Task instructions: Select the lines that contain "email" and copy each of them.

Input data:
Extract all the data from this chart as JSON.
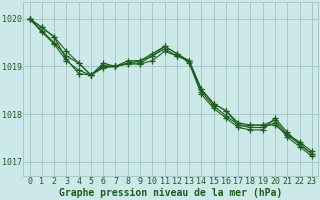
{
  "xlabel": "Graphe pression niveau de la mer (hPa)",
  "bg_color": "#cce8e8",
  "grid_color": "#aacccc",
  "line_color": "#1a5e1a",
  "marker_color": "#1a5e1a",
  "ylim": [
    1016.7,
    1020.35
  ],
  "yticks": [
    1017,
    1018,
    1019,
    1020
  ],
  "xlim": [
    -0.5,
    23.5
  ],
  "xticks": [
    0,
    1,
    2,
    3,
    4,
    5,
    6,
    7,
    8,
    9,
    10,
    11,
    12,
    13,
    14,
    15,
    16,
    17,
    18,
    19,
    20,
    21,
    22,
    23
  ],
  "series": [
    [
      1020.0,
      1019.82,
      1019.62,
      1019.15,
      1018.85,
      1018.82,
      1019.0,
      1019.0,
      1019.05,
      1019.05,
      1019.12,
      1019.32,
      1019.22,
      1019.12,
      1018.52,
      1018.22,
      1018.07,
      1017.77,
      1017.77,
      1017.77,
      1017.77,
      1017.57,
      1017.42,
      1017.22
    ],
    [
      1020.0,
      1019.75,
      1019.5,
      1019.22,
      1019.07,
      1018.82,
      1019.02,
      1019.0,
      1019.12,
      1019.12,
      1019.27,
      1019.42,
      1019.27,
      1019.07,
      1018.42,
      1018.12,
      1017.92,
      1017.72,
      1017.67,
      1017.67,
      1017.92,
      1017.62,
      1017.37,
      1017.17
    ],
    [
      1020.0,
      1019.72,
      1019.47,
      1019.12,
      1018.92,
      1018.82,
      1018.97,
      1019.0,
      1019.07,
      1019.12,
      1019.22,
      1019.42,
      1019.27,
      1019.12,
      1018.47,
      1018.17,
      1017.97,
      1017.77,
      1017.72,
      1017.72,
      1017.82,
      1017.52,
      1017.32,
      1017.12
    ],
    [
      1020.0,
      1019.82,
      1019.62,
      1019.32,
      1019.07,
      1018.82,
      1019.07,
      1019.0,
      1019.07,
      1019.07,
      1019.22,
      1019.37,
      1019.22,
      1019.12,
      1018.52,
      1018.22,
      1018.07,
      1017.82,
      1017.77,
      1017.77,
      1017.87,
      1017.57,
      1017.37,
      1017.17
    ]
  ],
  "xlabel_fontsize": 7,
  "tick_fontsize": 6,
  "line_width": 0.8,
  "marker_size": 4
}
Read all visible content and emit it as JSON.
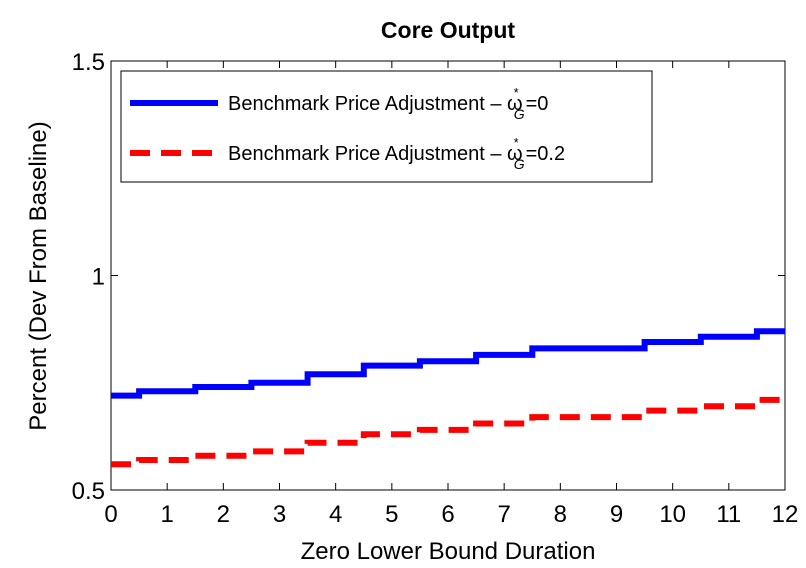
{
  "chart_data": {
    "type": "line",
    "title": "Core Output",
    "xlabel": "Zero Lower Bound Duration",
    "ylabel": "Percent (Dev From Baseline)",
    "xlim": [
      0,
      12
    ],
    "ylim": [
      0.5,
      1.5
    ],
    "xticks": [
      0,
      1,
      2,
      3,
      4,
      5,
      6,
      7,
      8,
      9,
      10,
      11,
      12
    ],
    "yticks": [
      0.5,
      1,
      1.5
    ],
    "ytick_labels": [
      "0.5",
      "1",
      "1.5"
    ],
    "grid": false,
    "legend_position": "top-left",
    "series": [
      {
        "name": "Benchmark Price Adjustment – ω",
        "name_sup": "*",
        "name_sub": "G",
        "name_suffix": "=0",
        "color": "#0000ff",
        "style": "solid",
        "x": [
          0,
          0.5,
          1.5,
          2.5,
          3.5,
          4.5,
          5.5,
          6.5,
          7.5,
          8.5,
          9.5,
          10.5,
          11.5,
          12
        ],
        "y": [
          0.72,
          0.73,
          0.74,
          0.75,
          0.77,
          0.79,
          0.8,
          0.815,
          0.83,
          0.83,
          0.845,
          0.857,
          0.87,
          0.87
        ]
      },
      {
        "name": "Benchmark Price Adjustment – ω",
        "name_sup": "*",
        "name_sub": "G",
        "name_suffix": "=0.2",
        "color": "#ff0000",
        "style": "dashed",
        "x": [
          0,
          0.5,
          1.5,
          2.5,
          3.5,
          4.5,
          5.5,
          6.5,
          7.5,
          8.5,
          9.5,
          10.5,
          11.5,
          12
        ],
        "y": [
          0.56,
          0.57,
          0.58,
          0.59,
          0.61,
          0.63,
          0.64,
          0.655,
          0.67,
          0.67,
          0.685,
          0.695,
          0.71,
          0.71
        ]
      }
    ]
  }
}
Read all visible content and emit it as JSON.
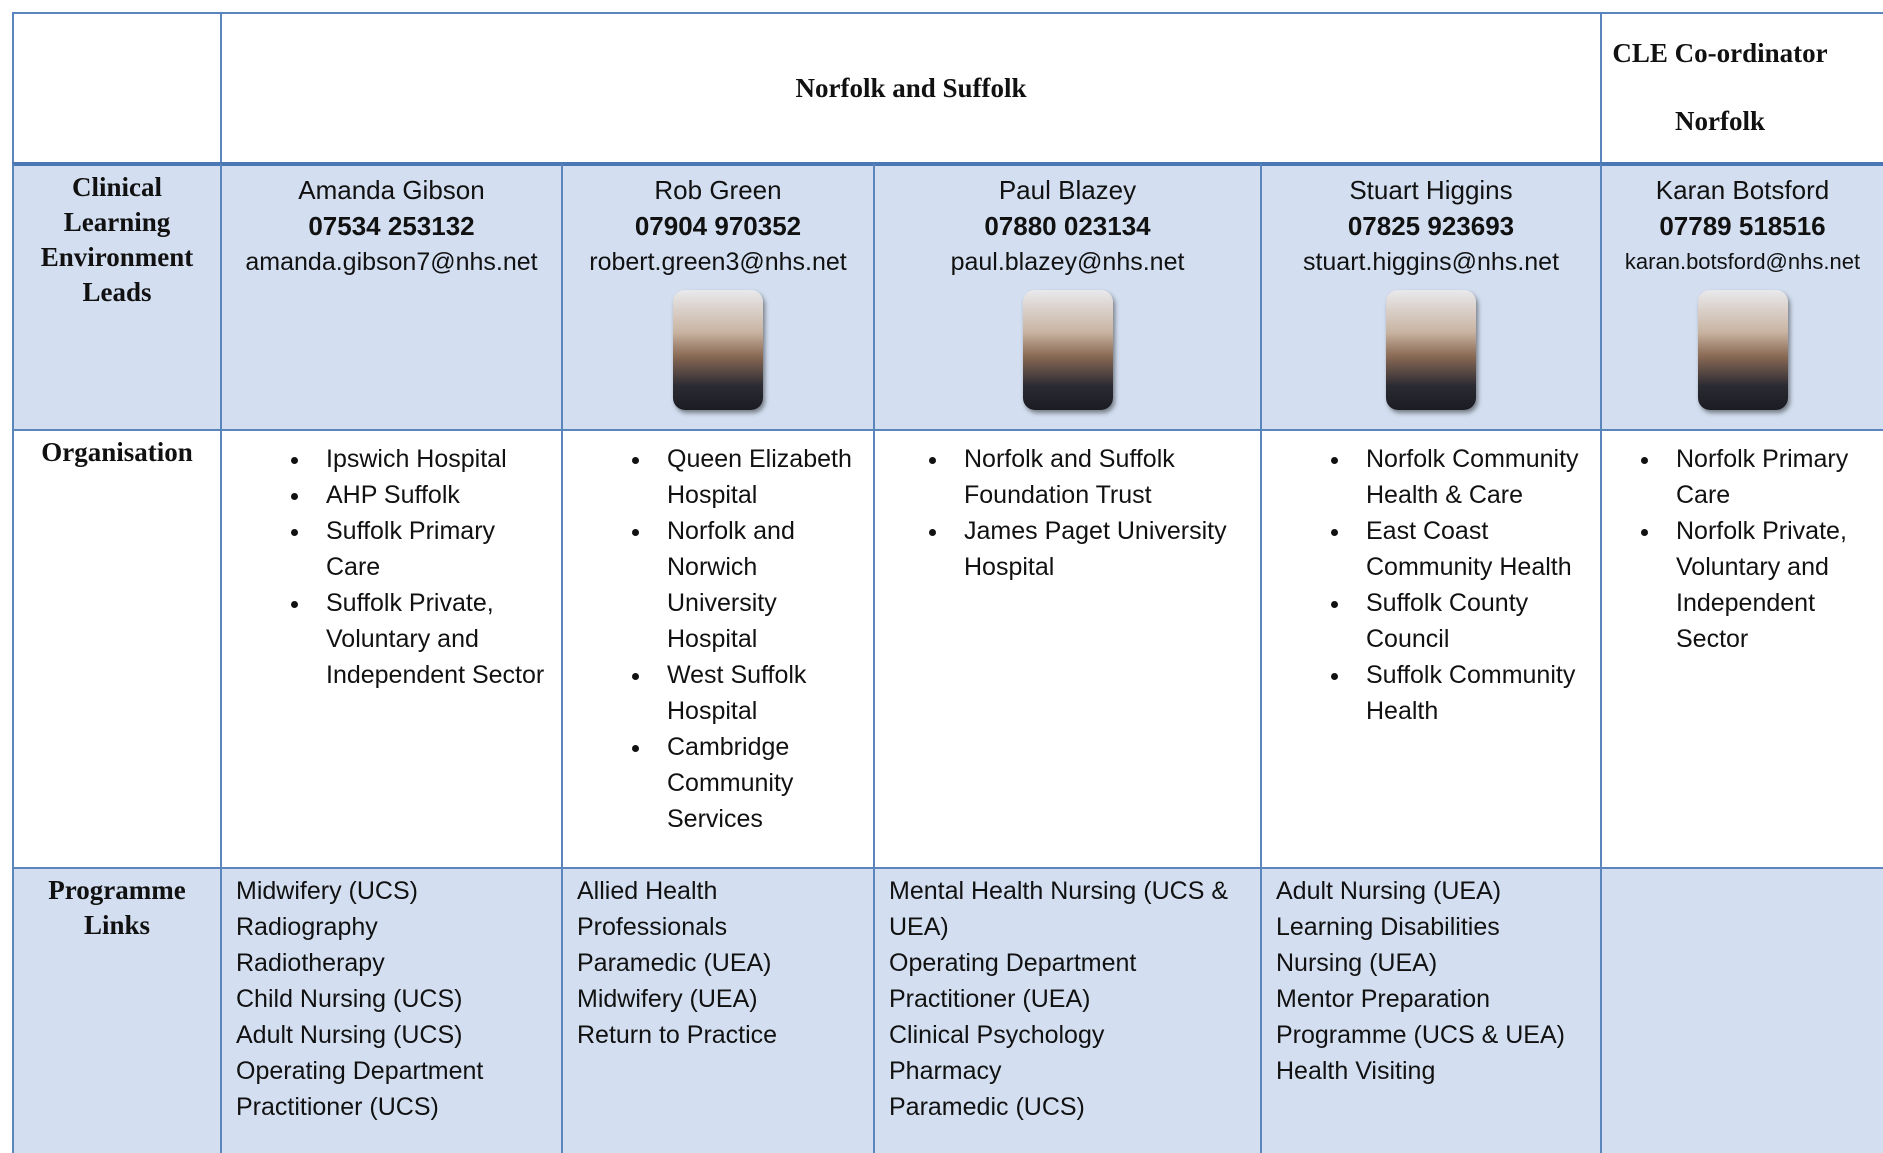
{
  "header": {
    "title": "Norfolk and Suffolk",
    "coordinator_title": "CLE Co-ordinator",
    "coordinator_region": "Norfolk"
  },
  "row_labels": [
    "Clinical Learning Environment Leads",
    "Organisation",
    "Programme Links"
  ],
  "leads": [
    {
      "name": "Amanda Gibson",
      "phone": "07534 253132",
      "email": "amanda.gibson7@nhs.net",
      "photo": false,
      "organisations": [
        "Ipswich Hospital",
        "AHP Suffolk",
        "Suffolk Primary Care",
        "Suffolk Private, Voluntary and Independent Sector"
      ],
      "programmes": [
        "Midwifery (UCS)",
        "Radiography",
        "Radiotherapy",
        "Child Nursing (UCS)",
        "Adult Nursing (UCS)",
        "Operating Department Practitioner (UCS)"
      ]
    },
    {
      "name": "Rob Green",
      "phone": "07904 970352",
      "email": "robert.green3@nhs.net",
      "photo": true,
      "organisations": [
        "Queen Elizabeth Hospital",
        "Norfolk and Norwich University Hospital",
        "West Suffolk Hospital",
        "Cambridge Community Services"
      ],
      "programmes": [
        "Allied Health Professionals",
        "Paramedic (UEA)",
        "Midwifery (UEA)",
        "Return to Practice"
      ]
    },
    {
      "name": "Paul Blazey",
      "phone": "07880 023134",
      "email": "paul.blazey@nhs.net",
      "photo": true,
      "organisations": [
        "Norfolk and Suffolk Foundation Trust",
        "James Paget University Hospital"
      ],
      "programmes": [
        "Mental Health Nursing (UCS & UEA)",
        "Operating Department Practitioner (UEA)",
        "Clinical Psychology",
        "Pharmacy",
        "Paramedic (UCS)"
      ]
    },
    {
      "name": "Stuart Higgins",
      "phone": "07825 923693",
      "email": "stuart.higgins@nhs.net",
      "photo": true,
      "organisations": [
        "Norfolk Community Health & Care",
        "East Coast Community Health",
        "Suffolk County Council",
        "Suffolk Community Health"
      ],
      "programmes": [
        "Adult Nursing (UEA)",
        "Learning Disabilities Nursing (UEA)",
        "Mentor Preparation Programme (UCS & UEA)",
        "Health Visiting"
      ]
    },
    {
      "name": "Karan Botsford",
      "phone": "07789 518516",
      "email": "karan.botsford@nhs.net",
      "photo": true,
      "organisations": [
        "Norfolk Primary Care",
        "Norfolk Private, Voluntary and Independent Sector"
      ],
      "programmes": []
    }
  ]
}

Exercise response:
      "email": "amanda.gibson7@nhs.net",
      "email": "robert.green3@nhs.net",
      "email": "paul.blazey@nhs.net",
      "email": "stuart.higgins@nhs.net",
      "email": "karan.botsford@nhs.net",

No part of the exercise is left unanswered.